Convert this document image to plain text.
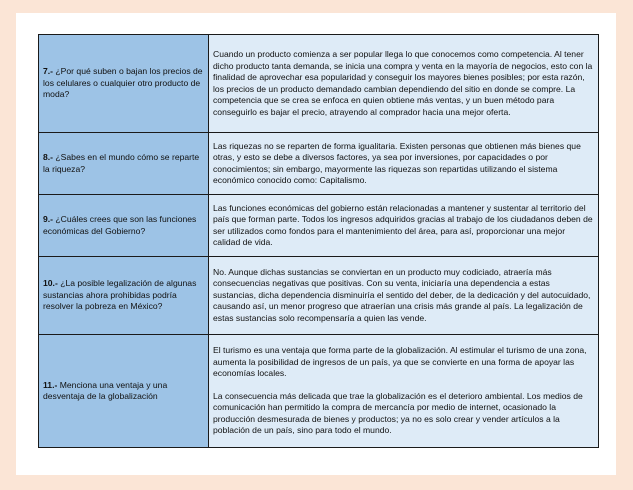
7.- ¿Por qué suben o bajan los precios de los celulares o cualquier otro producto de moda?	Cuando un producto comienza a ser popular llega lo que conocemos como competencia. Al tener dicho producto tanta demanda, se inicia una compra y venta en la mayoría de negocios, esto con la finalidad de aprovechar esa popularidad y conseguir los mayores bienes posibles; por esta razón, los precios de un producto demandado cambian dependiendo del sitio en donde se compre. La competencia que se crea se enfoca en quien obtiene más ventas, y un buen método para conseguirlo es bajar el precio, atrayendo al comprador hacia una mejor oferta.

8.- ¿Sabes en el mundo cómo se reparte la riqueza?	Las riquezas no se reparten de forma igualitaria. Existen personas que obtienen más bienes que otras, y esto se debe a diversos factores, ya sea por inversiones, por capacidades o por conocimientos; sin embargo, mayormente las riquezas son repartidas utilizando el sistema económico conocido como: Capitalismo.

9.- ¿Cuáles crees que son las funciones económicas del Gobierno?	Las funciones económicas del gobierno están relacionadas a mantener y sustentar al territorio del país que forman parte. Todos los ingresos adquiridos gracias al trabajo de los ciudadanos deben de ser utilizados como fondos para el mantenimiento del área, para así, proporcionar una mejor calidad de vida.

10.- ¿La posible legalización de algunas sustancias ahora prohibidas podría resolver la pobreza en México?	No. Aunque dichas sustancias se conviertan en un producto muy codiciado, atraería más consecuencias negativas que positivas. Con su venta, iniciaría una dependencia a estas sustancias, dicha dependencia disminuiría el sentido del deber, de la dedicación y del autocuidado, causando así, un menor progreso que atraerían una crisis más grande al país. La legalización de estas sustancias solo recompensaría a quien las vende.

11.- Menciona una ventaja y una desventaja de la globalización	El turismo es una ventaja que forma parte de la globalización. Al estimular el turismo de una zona, aumenta la posibilidad de ingresos de un país, ya que se convierte en una forma de apoyar las economías locales.
La consecuencia más delicada que trae la globalización es el deterioro ambiental. Los medios de comunicación han permitido la compra de mercancía por medio de internet, ocasionado la producción desmesurada de bienes y productos; ya no es solo crear y vender artículos a la población de un país, sino para todo el mundo.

## WRITTEN INSTRUCTION
Repeat the data exactly, excluding the pictures.

## RESPONSE TO THE EXERCISE
Convert this document image to plain text.
7.- ¿Por qué suben o bajan los precios de los celulares o cualquier otro producto de moda?	Cuando un producto comienza a ser popular llega lo que conocemos como competencia. Al tener dicho producto tanta demanda, se inicia una compra y venta en la mayoría de negocios, esto con la finalidad de aprovechar esa popularidad y conseguir los mayores bienes posibles; por esta razón, los precios de un producto demandado cambian dependiendo del sitio en donde se compre. La competencia que se crea se enfoca en quien obtiene más ventas, y un buen método para conseguirlo es bajar el precio, atrayendo al comprador hacia una mejor oferta.

8.- ¿Sabes en el mundo cómo se reparte la riqueza?	Las riquezas no se reparten de forma igualitaria. Existen personas que obtienen más bienes que otras, y esto se debe a diversos factores, ya sea por inversiones, por capacidades o por conocimientos; sin embargo, mayormente las riquezas son repartidas utilizando el sistema económico conocido como: Capitalismo.

9.- ¿Cuáles crees que son las funciones económicas del Gobierno?	Las funciones económicas del gobierno están relacionadas a mantener y sustentar al territorio del país que forman parte. Todos los ingresos adquiridos gracias al trabajo de los ciudadanos deben de ser utilizados como fondos para el mantenimiento del área, para así, proporcionar una mejor calidad de vida.

10.- ¿La posible legalización de algunas sustancias ahora prohibidas podría resolver la pobreza en México?	No. Aunque dichas sustancias se conviertan en un producto muy codiciado, atraería más consecuencias negativas que positivas. Con su venta, iniciaría una dependencia a estas sustancias, dicha dependencia disminuiría el sentido del deber, de la dedicación y del autocuidado, causando así, un menor progreso que atraerían una crisis más grande al país. La legalización de estas sustancias solo recompensaría a quien las vende.

11.- Menciona una ventaja y una desventaja de la globalización	El turismo es una ventaja que forma parte de la globalización. Al estimular el turismo de una zona, aumenta la posibilidad de ingresos de un país, ya que se convierte en una forma de apoyar las economías locales.
La consecuencia más delicada que trae la globalización es el deterioro ambiental. Los medios de comunicación han permitido la compra de mercancía por medio de internet, ocasionado la producción desmesurada de bienes y productos; ya no es solo crear y vender artículos a la población de un país, sino para todo el mundo.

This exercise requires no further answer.